(AIM OF THE EXERCISE): Copy out all lines that carry the word "date".

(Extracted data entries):
• • • • •
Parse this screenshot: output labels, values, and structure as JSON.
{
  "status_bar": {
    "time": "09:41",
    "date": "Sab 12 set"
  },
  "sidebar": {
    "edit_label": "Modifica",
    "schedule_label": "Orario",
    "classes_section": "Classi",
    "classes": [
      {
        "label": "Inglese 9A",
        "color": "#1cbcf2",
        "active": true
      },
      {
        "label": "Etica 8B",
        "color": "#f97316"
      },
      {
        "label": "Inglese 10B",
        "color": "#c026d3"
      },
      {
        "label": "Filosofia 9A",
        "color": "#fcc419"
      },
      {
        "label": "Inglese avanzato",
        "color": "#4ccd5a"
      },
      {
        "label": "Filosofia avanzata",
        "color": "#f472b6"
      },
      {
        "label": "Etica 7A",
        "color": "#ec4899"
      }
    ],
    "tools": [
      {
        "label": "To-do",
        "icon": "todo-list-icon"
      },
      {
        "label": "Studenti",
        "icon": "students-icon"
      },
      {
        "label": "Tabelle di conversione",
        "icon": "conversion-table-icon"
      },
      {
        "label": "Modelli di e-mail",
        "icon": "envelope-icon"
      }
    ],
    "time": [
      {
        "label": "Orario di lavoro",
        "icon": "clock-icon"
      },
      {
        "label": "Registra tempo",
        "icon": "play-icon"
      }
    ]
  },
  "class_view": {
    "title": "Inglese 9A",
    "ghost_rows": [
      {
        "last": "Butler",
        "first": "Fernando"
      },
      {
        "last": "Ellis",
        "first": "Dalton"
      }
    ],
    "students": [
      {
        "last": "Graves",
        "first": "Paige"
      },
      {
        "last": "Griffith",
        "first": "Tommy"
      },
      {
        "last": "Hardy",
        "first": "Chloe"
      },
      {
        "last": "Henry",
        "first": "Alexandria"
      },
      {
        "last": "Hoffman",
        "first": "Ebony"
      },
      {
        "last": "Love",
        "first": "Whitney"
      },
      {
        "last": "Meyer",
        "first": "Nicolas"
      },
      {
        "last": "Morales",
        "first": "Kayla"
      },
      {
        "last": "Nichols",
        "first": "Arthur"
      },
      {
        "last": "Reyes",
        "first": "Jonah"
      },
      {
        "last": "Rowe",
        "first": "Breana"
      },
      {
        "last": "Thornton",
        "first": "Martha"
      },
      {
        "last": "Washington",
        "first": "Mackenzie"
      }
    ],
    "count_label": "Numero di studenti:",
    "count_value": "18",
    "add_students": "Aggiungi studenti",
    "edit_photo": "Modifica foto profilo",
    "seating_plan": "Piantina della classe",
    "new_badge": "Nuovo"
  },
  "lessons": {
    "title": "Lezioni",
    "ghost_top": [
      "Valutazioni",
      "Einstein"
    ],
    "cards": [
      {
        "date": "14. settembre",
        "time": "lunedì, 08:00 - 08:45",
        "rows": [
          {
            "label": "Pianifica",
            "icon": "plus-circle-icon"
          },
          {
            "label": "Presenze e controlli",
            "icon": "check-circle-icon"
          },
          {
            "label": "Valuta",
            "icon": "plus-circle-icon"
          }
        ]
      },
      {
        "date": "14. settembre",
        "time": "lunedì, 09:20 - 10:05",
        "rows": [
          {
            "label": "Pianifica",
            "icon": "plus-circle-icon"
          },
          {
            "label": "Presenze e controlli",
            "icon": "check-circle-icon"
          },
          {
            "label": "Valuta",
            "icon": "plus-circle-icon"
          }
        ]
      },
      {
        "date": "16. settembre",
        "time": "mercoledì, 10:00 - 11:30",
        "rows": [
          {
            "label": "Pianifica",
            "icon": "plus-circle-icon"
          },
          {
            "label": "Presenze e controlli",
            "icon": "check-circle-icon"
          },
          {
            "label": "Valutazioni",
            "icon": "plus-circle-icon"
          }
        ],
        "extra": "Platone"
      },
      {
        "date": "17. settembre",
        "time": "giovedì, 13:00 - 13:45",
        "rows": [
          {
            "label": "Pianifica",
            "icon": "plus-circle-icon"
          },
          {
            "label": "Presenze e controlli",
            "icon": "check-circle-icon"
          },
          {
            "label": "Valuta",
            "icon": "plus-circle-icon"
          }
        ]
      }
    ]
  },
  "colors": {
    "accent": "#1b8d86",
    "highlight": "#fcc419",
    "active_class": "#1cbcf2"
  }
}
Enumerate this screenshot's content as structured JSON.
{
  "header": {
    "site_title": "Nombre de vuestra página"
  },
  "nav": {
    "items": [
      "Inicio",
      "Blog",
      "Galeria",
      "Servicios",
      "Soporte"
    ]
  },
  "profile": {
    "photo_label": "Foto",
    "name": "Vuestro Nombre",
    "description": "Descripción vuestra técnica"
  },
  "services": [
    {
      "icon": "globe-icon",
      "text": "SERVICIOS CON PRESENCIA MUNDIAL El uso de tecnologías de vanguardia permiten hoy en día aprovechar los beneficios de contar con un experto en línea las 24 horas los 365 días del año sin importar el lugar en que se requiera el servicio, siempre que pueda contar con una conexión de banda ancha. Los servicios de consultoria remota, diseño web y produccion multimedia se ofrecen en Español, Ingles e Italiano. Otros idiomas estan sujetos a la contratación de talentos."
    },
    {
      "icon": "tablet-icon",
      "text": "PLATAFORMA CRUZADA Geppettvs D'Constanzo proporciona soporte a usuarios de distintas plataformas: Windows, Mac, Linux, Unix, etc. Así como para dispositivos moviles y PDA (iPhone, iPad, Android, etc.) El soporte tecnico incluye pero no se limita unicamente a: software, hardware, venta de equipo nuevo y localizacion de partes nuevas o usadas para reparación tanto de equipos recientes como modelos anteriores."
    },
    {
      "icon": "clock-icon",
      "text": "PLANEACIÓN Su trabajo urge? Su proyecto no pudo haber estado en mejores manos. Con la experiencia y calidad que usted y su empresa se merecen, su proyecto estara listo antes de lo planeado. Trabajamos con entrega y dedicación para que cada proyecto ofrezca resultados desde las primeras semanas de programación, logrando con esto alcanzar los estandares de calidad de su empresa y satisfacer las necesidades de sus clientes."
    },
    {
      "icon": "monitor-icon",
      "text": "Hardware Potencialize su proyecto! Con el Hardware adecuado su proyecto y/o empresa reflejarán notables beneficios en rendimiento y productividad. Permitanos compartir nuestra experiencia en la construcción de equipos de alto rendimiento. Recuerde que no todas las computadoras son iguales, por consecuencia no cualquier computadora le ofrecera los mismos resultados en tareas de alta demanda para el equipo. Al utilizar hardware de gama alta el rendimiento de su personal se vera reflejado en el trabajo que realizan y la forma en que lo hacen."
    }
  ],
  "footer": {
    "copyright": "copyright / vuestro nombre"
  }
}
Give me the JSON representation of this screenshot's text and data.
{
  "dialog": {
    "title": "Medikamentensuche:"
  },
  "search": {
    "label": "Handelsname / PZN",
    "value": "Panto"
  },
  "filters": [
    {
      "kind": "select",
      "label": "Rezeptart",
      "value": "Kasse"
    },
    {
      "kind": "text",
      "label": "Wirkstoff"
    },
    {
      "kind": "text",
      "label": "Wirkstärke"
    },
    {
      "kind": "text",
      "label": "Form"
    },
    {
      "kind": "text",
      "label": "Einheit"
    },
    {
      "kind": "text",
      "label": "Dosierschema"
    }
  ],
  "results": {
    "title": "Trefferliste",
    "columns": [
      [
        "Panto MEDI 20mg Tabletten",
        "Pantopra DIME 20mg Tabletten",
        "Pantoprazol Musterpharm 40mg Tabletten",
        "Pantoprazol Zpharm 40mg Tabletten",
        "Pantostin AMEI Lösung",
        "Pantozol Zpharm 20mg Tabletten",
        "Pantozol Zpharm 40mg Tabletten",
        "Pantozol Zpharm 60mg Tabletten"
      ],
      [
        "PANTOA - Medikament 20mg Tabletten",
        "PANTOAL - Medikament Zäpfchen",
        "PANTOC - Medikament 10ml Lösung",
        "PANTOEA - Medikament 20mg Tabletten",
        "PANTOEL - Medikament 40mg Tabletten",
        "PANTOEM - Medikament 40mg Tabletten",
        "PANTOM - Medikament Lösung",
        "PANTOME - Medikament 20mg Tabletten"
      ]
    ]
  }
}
• • • • •
(TASK SOLUTION):
    "date": "Sab 12 set"
        "date": "14. settembre",
        "date": "14. settembre",
        "date": "16. settembre",
        "date": "17. settembre",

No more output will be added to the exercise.